* begin EXERCISE DATA *
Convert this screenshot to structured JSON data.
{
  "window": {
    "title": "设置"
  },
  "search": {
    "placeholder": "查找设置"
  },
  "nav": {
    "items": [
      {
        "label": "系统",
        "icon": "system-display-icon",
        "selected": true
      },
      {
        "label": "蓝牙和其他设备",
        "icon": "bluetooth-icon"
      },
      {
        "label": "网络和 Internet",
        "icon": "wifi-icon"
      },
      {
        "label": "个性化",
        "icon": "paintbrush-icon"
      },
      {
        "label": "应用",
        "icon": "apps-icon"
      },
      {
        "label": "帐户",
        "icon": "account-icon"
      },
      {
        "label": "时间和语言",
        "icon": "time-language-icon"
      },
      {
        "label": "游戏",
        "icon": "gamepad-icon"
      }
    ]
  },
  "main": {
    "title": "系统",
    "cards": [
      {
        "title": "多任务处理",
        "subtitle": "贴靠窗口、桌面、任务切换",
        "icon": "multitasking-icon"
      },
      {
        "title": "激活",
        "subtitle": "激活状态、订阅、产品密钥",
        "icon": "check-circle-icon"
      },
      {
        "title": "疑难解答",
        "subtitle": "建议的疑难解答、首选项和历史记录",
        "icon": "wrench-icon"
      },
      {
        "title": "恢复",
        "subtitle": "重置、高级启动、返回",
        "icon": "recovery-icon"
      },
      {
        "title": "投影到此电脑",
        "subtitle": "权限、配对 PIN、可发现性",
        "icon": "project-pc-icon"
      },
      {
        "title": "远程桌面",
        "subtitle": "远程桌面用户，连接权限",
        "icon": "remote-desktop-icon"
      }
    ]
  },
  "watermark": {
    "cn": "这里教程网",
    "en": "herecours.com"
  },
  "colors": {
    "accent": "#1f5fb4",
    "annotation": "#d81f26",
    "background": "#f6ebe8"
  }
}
* end EXERCISE DATA *
* begin EXERCISE DATA *
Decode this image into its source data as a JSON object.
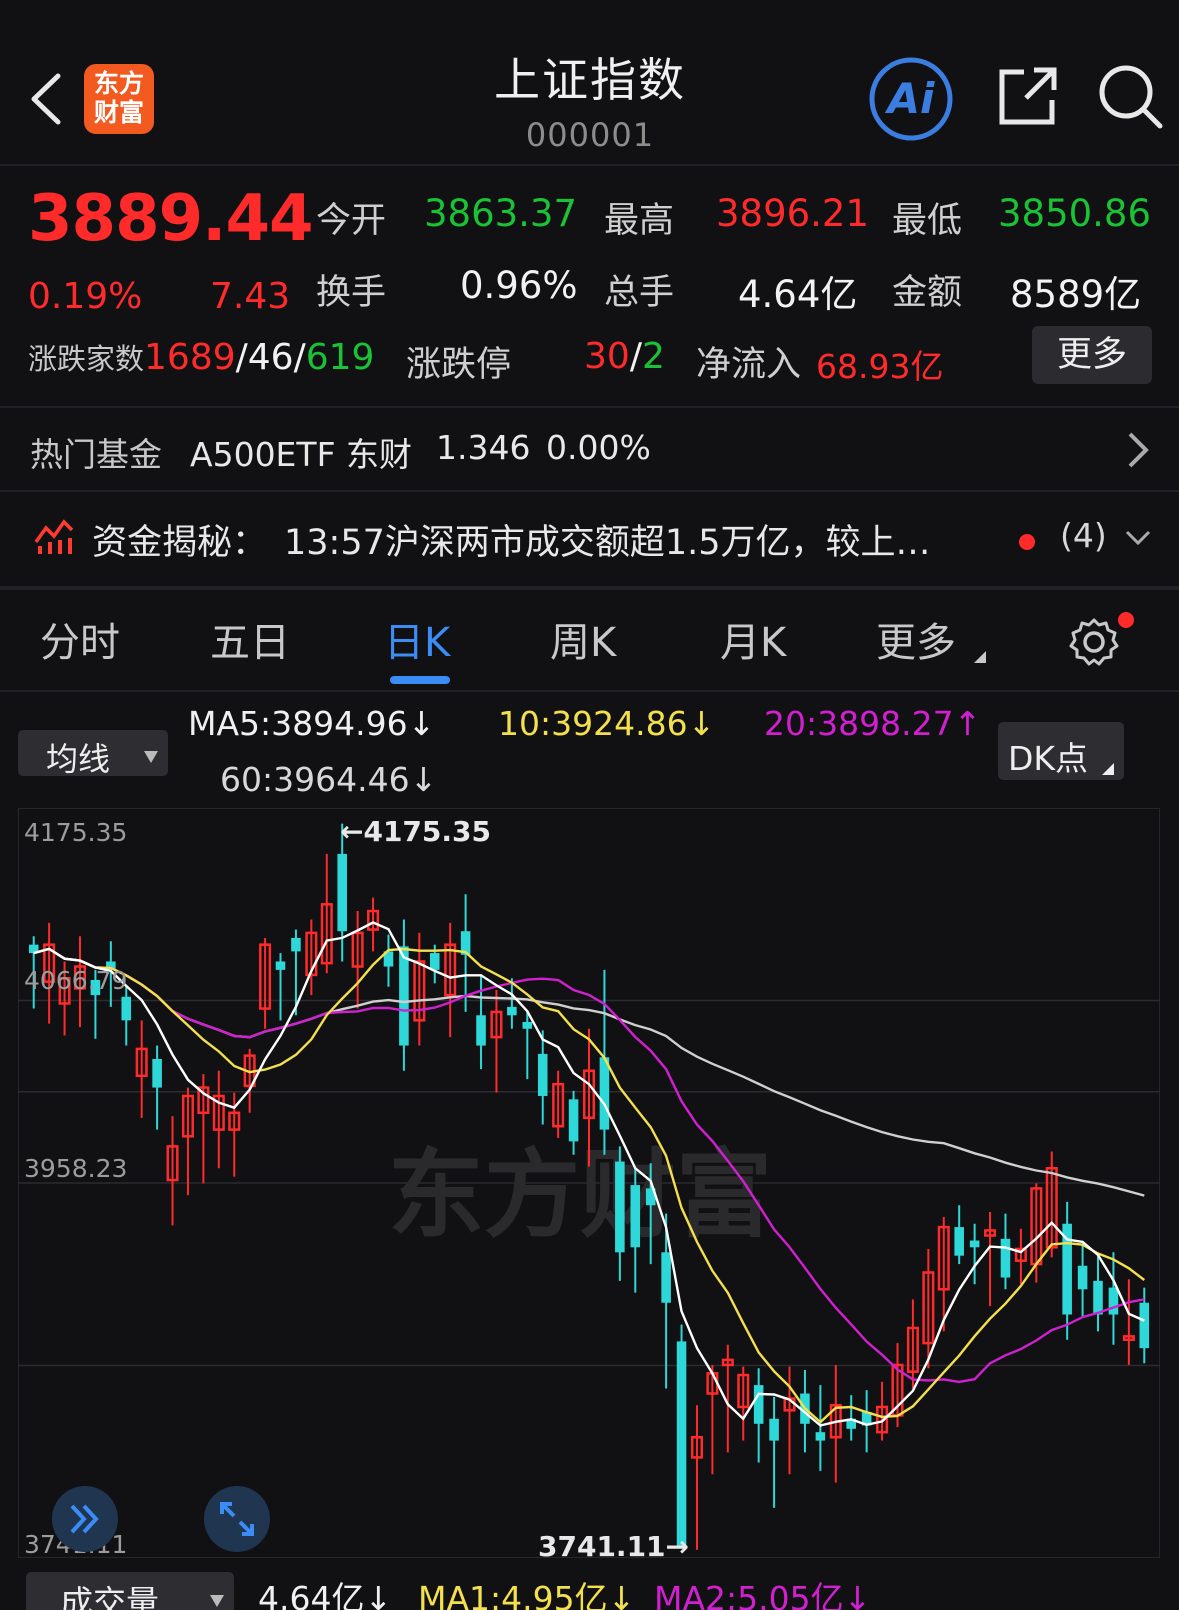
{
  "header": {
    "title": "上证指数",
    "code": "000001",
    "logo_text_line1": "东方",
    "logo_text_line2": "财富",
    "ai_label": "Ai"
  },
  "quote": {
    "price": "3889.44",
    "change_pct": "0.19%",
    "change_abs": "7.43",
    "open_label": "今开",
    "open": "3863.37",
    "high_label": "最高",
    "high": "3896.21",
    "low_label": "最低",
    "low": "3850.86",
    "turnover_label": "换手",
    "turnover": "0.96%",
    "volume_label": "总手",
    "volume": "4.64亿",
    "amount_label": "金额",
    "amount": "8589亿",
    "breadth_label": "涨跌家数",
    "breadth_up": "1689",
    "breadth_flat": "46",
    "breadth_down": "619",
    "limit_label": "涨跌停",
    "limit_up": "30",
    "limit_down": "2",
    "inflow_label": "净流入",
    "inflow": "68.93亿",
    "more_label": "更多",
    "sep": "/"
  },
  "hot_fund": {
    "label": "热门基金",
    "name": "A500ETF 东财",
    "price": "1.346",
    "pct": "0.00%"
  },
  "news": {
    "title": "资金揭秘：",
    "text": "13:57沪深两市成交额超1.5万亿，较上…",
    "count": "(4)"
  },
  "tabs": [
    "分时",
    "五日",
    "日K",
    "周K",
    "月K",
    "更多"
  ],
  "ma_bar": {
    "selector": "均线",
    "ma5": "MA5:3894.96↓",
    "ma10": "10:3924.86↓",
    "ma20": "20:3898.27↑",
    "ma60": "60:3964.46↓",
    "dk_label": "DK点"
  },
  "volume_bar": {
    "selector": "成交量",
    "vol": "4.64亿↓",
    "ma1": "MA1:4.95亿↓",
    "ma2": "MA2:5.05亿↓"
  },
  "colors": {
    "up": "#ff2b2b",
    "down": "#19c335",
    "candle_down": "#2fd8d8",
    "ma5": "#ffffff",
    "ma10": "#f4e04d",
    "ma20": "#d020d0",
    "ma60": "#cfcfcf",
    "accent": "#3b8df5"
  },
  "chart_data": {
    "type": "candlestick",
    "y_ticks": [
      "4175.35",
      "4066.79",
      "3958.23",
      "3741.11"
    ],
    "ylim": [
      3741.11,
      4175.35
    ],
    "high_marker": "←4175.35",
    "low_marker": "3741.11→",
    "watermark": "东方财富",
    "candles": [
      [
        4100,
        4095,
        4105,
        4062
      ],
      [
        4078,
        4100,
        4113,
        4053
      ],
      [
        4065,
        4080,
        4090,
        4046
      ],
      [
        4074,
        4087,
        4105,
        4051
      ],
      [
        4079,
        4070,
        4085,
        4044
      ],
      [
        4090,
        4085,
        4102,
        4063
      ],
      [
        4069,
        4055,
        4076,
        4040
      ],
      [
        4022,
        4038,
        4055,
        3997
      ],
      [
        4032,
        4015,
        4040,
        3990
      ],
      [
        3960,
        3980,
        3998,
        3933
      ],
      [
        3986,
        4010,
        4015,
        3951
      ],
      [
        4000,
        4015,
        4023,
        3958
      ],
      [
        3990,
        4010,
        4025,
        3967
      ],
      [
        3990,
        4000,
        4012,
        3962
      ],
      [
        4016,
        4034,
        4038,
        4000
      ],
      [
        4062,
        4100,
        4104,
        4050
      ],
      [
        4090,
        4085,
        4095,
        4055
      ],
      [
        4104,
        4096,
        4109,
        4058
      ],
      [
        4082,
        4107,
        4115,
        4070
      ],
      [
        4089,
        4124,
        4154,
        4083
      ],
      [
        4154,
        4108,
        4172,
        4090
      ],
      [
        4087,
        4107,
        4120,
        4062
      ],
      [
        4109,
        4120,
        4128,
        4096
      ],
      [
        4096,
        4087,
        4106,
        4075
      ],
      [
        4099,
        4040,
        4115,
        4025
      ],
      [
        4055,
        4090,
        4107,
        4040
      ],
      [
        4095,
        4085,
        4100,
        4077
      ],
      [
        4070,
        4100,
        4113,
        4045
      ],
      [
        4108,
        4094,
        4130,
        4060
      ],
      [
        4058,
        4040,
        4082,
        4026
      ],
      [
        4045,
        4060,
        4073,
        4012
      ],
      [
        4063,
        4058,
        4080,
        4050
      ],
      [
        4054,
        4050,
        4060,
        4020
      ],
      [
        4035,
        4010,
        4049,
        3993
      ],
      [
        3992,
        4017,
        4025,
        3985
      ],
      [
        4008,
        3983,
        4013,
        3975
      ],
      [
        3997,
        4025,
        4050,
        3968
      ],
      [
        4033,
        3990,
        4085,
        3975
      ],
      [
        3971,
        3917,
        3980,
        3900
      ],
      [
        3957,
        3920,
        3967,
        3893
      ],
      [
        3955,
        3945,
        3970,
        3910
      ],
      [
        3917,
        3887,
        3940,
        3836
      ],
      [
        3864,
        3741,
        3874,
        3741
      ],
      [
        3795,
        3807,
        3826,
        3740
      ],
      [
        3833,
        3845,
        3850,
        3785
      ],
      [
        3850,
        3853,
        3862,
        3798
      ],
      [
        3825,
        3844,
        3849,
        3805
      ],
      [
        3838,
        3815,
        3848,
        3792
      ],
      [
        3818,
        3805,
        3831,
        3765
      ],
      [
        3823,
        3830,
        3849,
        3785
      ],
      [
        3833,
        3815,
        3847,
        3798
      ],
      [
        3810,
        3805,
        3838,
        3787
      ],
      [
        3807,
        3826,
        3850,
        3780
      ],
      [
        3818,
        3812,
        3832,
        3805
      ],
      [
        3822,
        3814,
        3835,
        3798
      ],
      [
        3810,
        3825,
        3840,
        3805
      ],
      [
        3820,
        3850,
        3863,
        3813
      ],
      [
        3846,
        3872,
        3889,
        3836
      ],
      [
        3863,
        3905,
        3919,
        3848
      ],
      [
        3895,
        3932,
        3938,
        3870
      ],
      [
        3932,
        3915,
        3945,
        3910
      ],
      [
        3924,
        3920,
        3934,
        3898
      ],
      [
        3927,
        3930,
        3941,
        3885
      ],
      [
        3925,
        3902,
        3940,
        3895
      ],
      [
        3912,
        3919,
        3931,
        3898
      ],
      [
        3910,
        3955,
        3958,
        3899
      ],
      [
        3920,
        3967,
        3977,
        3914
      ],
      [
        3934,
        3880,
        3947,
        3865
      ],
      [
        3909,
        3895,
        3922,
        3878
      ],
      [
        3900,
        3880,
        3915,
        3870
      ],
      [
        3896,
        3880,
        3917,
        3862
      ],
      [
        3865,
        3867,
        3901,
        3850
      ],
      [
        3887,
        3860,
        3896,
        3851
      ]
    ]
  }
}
* end EXERCISE DATA *
* begin EXERCISE DATA *
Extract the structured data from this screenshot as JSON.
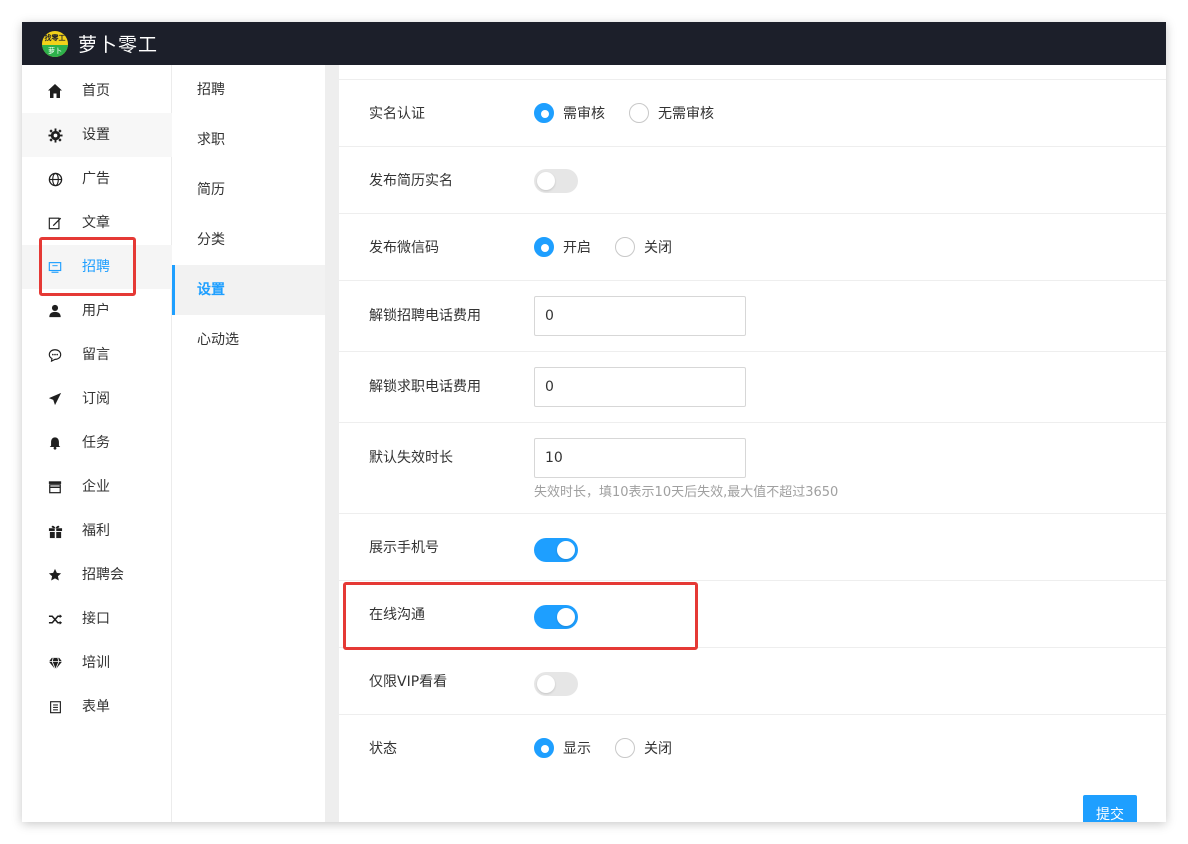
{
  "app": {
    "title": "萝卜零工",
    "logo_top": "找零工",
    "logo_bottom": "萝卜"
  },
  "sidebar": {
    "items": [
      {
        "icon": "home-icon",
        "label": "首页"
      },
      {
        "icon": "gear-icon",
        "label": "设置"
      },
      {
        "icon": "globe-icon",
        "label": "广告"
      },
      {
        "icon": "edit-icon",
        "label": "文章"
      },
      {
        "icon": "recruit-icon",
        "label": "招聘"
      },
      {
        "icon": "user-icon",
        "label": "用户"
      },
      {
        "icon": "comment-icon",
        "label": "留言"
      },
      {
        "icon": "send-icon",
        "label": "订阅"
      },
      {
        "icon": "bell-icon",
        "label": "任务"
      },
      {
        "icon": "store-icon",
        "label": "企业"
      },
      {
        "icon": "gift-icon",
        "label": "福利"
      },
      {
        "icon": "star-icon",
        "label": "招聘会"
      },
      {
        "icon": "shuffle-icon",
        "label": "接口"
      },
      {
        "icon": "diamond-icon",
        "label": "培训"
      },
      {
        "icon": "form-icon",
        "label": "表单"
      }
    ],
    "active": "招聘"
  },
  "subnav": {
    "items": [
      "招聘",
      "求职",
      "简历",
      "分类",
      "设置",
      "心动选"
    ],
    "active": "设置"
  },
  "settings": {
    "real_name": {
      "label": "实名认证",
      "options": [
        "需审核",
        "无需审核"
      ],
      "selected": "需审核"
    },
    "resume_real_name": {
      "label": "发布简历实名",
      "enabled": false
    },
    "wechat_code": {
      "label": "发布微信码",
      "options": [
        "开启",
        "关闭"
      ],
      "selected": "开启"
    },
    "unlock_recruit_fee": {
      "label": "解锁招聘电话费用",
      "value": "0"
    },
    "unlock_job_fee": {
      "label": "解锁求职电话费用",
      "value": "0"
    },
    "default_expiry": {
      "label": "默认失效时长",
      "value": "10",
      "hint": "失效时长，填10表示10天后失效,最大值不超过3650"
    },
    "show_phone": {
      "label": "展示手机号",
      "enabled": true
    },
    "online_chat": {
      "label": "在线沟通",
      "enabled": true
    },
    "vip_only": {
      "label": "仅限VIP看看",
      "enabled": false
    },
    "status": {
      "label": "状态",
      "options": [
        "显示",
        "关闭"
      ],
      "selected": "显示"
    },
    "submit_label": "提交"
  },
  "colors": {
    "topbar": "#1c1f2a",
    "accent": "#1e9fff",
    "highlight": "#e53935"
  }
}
* end EXERCISE DATA *
— WHAT IS ASKED —
Look through the data and gather every line with the string "JSON" in it.

— RESULT OF THE EXERCISE —
Convert this screenshot to structured JSON data.
Decode this image into its source data as a JSON object.
Extract the structured data from this screenshot as JSON.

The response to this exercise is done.